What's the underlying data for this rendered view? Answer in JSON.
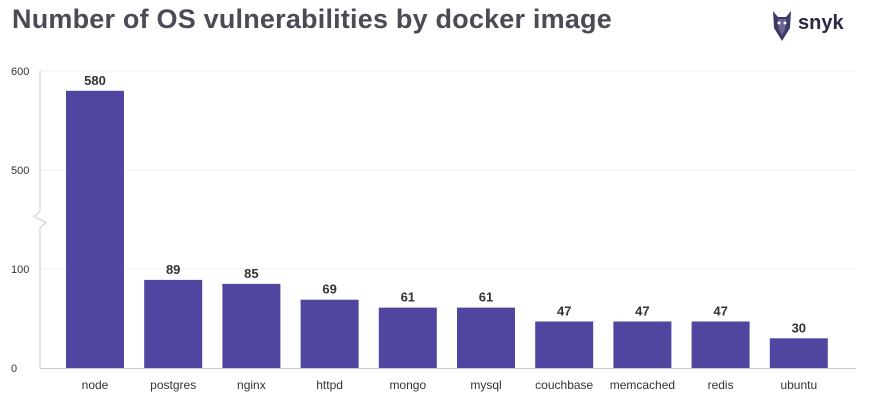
{
  "title": "Number of OS vulnerabilities by docker image",
  "brand": {
    "name": "snyk",
    "icon": "snyk-dog-logo-icon"
  },
  "colors": {
    "bar": "#5046a0",
    "text": "#333333",
    "axis": "#cccccc",
    "grid": "#efefef",
    "title": "#4b4b55"
  },
  "chart_data": {
    "type": "bar",
    "title": "Number of OS vulnerabilities by docker image",
    "xlabel": "",
    "ylabel": "",
    "categories": [
      "node",
      "postgres",
      "nginx",
      "httpd",
      "mongo",
      "mysql",
      "couchbase",
      "memcached",
      "redis",
      "ubuntu"
    ],
    "values": [
      580,
      89,
      85,
      69,
      61,
      61,
      47,
      47,
      47,
      30
    ],
    "y_ticks": [
      0,
      100,
      500,
      600
    ],
    "y_axis_break": [
      100,
      500
    ],
    "ylim": [
      0,
      600
    ],
    "grid": true,
    "legend": "none"
  }
}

☆ ☆ ☆

Set problem:
Leaving aside the images, write out the entries above word for word.

Result of the exercise:
What's the underlying data for this rendered view? Answer in JSON.
{
  "title": "Number of OS vulnerabilities by docker image",
  "brand": {
    "name": "snyk",
    "icon": "snyk-dog-logo-icon"
  },
  "colors": {
    "bar": "#5046a0",
    "text": "#333333",
    "axis": "#cccccc",
    "grid": "#efefef",
    "title": "#4b4b55"
  },
  "chart_data": {
    "type": "bar",
    "title": "Number of OS vulnerabilities by docker image",
    "xlabel": "",
    "ylabel": "",
    "categories": [
      "node",
      "postgres",
      "nginx",
      "httpd",
      "mongo",
      "mysql",
      "couchbase",
      "memcached",
      "redis",
      "ubuntu"
    ],
    "values": [
      580,
      89,
      85,
      69,
      61,
      61,
      47,
      47,
      47,
      30
    ],
    "y_ticks": [
      0,
      100,
      500,
      600
    ],
    "y_axis_break": [
      100,
      500
    ],
    "ylim": [
      0,
      600
    ],
    "grid": true,
    "legend": "none"
  }
}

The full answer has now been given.